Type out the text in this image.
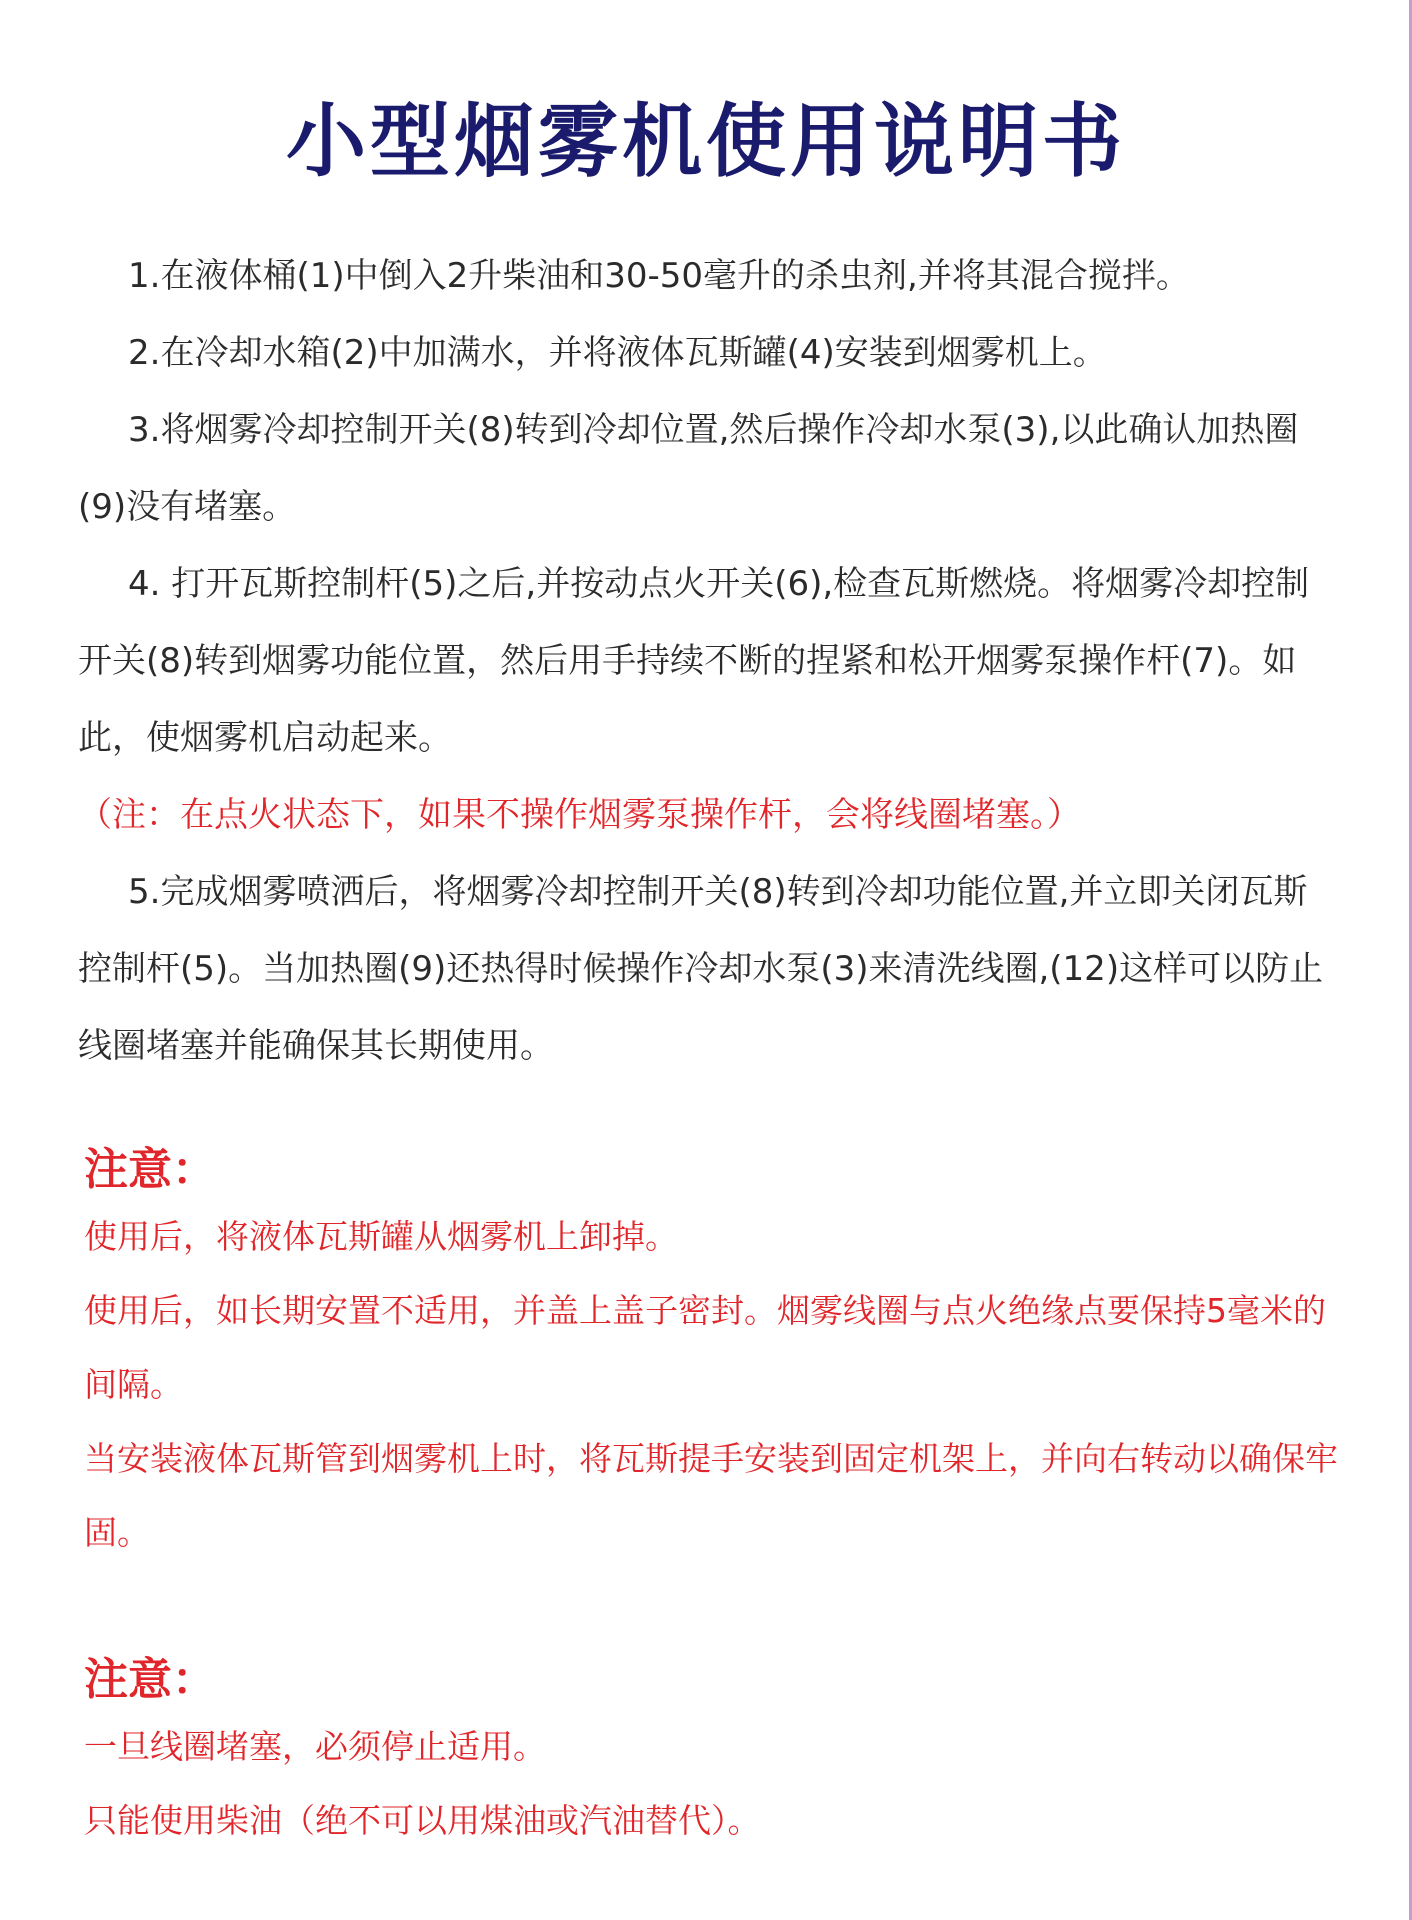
小型烟雾机使用说明书

1.在液体桶(1)中倒入2升柴油和30-50毫升的杀虫剂,并将其混合搅拌。

2.在冷却水箱(2)中加满水，并将液体瓦斯罐(4)安装到烟雾机上。

3.将烟雾冷却控制开关(8)转到冷却位置,然后操作冷却水泵(3),以此确认加热圈(9)没有堵塞。

4. 打开瓦斯控制杆(5)之后,并按动点火开关(6),检查瓦斯燃烧。将烟雾冷却控制开关(8)转到烟雾功能位置，然后用手持续不断的捏紧和松开烟雾泵操作杆(7)。如此，使烟雾机启动起来。

（注：在点火状态下，如果不操作烟雾泵操作杆，会将线圈堵塞。）

5.完成烟雾喷洒后，将烟雾冷却控制开关(8)转到冷却功能位置,并立即关闭瓦斯控制杆(5)。当加热圈(9)还热得时候操作冷却水泵(3)来清洗线圈,(12)这样可以防止线圈堵塞并能确保其长期使用。

注意：

使用后，将液体瓦斯罐从烟雾机上卸掉。

使用后，如长期安置不适用，并盖上盖子密封。烟雾线圈与点火绝缘点要保持5毫米的间隔。

当安装液体瓦斯管到烟雾机上时，将瓦斯提手安装到固定机架上，并向右转动以确保牢固。

注意：

一旦线圈堵塞，必须停止适用。

只能使用柴油（绝不可以用煤油或汽油替代）。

(WHAT THE TASK ASKS): Each line of the data should be quoted exactly, with pictures left out.

(PROBLEM SOLUTION):
Type out the text in this image.
小型烟雾机使用说明书

1.在液体桶(1)中倒入2升柴油和30-50毫升的杀虫剂,并将其混合搅拌。

2.在冷却水箱(2)中加满水，并将液体瓦斯罐(4)安装到烟雾机上。

3.将烟雾冷却控制开关(8)转到冷却位置,然后操作冷却水泵(3),以此确认加热圈(9)没有堵塞。

4. 打开瓦斯控制杆(5)之后,并按动点火开关(6),检查瓦斯燃烧。将烟雾冷却控制开关(8)转到烟雾功能位置，然后用手持续不断的捏紧和松开烟雾泵操作杆(7)。如此，使烟雾机启动起来。

（注：在点火状态下，如果不操作烟雾泵操作杆，会将线圈堵塞。）

5.完成烟雾喷洒后，将烟雾冷却控制开关(8)转到冷却功能位置,并立即关闭瓦斯控制杆(5)。当加热圈(9)还热得时候操作冷却水泵(3)来清洗线圈,(12)这样可以防止线圈堵塞并能确保其长期使用。

注意：

使用后，将液体瓦斯罐从烟雾机上卸掉。

使用后，如长期安置不适用，并盖上盖子密封。烟雾线圈与点火绝缘点要保持5毫米的间隔。

当安装液体瓦斯管到烟雾机上时，将瓦斯提手安装到固定机架上，并向右转动以确保牢固。

注意：

一旦线圈堵塞，必须停止适用。

只能使用柴油（绝不可以用煤油或汽油替代）。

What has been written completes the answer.